[Collected data entries]

================================

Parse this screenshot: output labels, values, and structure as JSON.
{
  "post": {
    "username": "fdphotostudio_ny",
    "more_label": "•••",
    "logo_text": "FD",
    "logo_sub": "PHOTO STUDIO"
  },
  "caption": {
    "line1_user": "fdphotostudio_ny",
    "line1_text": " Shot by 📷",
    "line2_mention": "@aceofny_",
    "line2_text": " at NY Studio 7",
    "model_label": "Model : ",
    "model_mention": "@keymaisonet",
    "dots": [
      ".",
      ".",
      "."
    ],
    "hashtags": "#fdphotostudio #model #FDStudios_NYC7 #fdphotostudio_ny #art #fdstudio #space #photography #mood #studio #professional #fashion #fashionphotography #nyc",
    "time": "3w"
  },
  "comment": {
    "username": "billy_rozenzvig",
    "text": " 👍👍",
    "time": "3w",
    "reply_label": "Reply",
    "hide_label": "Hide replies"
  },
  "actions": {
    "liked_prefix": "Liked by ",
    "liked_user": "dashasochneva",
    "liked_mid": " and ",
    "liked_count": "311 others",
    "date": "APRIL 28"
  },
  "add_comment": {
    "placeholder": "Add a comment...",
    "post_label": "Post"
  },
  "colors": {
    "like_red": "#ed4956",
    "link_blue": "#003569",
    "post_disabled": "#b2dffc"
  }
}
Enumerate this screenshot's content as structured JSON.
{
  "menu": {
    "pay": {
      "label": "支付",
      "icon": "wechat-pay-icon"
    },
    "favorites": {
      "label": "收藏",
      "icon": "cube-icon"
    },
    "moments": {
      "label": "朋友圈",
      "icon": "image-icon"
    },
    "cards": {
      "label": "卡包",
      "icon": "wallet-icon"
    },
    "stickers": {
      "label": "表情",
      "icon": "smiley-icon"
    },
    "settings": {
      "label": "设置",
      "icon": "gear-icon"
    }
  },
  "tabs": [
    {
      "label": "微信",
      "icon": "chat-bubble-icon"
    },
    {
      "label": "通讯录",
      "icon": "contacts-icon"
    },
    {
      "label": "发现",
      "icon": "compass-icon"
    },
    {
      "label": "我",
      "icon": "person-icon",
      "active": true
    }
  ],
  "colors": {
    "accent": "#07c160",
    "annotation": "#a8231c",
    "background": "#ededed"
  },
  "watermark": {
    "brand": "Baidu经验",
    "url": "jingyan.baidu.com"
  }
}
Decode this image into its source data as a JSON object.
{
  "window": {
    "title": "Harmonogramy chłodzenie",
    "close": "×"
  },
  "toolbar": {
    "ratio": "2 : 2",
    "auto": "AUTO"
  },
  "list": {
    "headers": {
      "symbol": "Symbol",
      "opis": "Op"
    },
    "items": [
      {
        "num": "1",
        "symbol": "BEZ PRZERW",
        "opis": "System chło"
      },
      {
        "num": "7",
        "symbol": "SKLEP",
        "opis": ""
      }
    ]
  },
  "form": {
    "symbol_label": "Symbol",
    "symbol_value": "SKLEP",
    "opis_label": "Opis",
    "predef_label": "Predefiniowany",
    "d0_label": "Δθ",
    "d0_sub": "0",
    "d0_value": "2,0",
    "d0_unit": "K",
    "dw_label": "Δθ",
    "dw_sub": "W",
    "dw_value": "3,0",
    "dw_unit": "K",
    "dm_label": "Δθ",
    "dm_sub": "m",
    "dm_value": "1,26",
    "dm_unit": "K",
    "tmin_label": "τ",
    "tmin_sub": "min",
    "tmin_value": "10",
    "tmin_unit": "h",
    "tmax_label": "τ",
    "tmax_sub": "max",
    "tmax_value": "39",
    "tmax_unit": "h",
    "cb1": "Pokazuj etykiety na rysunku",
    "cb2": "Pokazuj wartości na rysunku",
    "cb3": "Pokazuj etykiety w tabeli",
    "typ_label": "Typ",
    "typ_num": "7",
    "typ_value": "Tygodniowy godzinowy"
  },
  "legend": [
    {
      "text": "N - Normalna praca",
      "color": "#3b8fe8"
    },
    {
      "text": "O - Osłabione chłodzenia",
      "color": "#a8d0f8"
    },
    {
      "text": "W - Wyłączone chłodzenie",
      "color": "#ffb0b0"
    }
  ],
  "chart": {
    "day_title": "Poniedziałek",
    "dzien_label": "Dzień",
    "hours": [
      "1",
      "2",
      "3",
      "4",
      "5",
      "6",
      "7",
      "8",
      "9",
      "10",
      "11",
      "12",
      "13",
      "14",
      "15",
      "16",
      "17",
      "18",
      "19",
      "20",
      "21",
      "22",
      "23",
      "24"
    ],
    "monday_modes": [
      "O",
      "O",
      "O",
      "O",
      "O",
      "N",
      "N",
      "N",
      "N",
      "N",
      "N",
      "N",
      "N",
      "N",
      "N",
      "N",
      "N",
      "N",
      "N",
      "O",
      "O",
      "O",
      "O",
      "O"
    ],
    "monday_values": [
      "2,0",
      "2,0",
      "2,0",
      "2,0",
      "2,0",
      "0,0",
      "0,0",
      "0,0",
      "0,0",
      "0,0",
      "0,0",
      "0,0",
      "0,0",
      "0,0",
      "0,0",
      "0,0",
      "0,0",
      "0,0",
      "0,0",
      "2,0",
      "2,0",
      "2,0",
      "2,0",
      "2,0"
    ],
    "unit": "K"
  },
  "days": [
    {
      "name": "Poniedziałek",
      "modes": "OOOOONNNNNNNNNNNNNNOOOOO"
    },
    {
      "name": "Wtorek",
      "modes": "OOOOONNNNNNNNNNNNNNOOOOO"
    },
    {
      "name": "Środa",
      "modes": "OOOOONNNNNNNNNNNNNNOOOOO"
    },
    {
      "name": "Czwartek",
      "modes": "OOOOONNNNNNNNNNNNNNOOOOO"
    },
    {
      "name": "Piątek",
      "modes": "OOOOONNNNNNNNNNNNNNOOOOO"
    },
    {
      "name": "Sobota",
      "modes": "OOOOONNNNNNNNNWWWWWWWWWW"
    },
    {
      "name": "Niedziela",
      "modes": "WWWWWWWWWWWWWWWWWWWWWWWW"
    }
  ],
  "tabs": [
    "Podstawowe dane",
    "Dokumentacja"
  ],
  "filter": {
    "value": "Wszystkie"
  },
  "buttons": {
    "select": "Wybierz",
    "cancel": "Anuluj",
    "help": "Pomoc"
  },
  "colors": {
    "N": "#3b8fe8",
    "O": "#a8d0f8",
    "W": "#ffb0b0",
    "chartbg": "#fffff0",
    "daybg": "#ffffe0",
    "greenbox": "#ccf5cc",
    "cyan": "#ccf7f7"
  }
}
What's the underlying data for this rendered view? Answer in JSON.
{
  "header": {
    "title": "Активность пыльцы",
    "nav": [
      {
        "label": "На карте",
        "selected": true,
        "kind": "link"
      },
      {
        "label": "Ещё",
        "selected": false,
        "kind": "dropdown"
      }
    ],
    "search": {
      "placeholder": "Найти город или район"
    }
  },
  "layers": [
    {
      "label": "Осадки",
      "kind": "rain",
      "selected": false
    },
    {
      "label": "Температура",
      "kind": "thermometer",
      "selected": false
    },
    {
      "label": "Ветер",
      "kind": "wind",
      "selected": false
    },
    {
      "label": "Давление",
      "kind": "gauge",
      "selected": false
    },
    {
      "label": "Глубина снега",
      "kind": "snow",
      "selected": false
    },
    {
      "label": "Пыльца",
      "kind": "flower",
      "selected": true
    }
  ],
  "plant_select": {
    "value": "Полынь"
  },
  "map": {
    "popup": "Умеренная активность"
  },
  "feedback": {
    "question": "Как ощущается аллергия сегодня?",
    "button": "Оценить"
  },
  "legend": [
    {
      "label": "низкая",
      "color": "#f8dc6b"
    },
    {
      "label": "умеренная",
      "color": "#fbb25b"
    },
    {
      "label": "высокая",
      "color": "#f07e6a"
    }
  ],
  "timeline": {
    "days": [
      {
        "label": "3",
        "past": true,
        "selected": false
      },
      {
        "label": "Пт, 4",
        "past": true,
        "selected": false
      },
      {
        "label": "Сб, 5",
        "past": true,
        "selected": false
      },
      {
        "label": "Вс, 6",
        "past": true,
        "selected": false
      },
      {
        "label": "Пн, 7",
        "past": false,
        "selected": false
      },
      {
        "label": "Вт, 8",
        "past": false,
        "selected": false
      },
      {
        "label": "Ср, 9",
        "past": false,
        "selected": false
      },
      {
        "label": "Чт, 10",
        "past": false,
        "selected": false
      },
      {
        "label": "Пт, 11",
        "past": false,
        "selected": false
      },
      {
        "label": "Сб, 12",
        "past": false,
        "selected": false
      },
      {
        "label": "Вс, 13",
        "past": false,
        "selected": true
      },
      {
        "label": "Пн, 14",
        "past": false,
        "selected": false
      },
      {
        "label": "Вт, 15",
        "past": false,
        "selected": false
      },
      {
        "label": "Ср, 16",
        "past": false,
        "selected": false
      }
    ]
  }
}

================================

Determine how many lines contain the word "image" and reply with that number alone.

__ANSWER TO THIS PROBLEM__. 2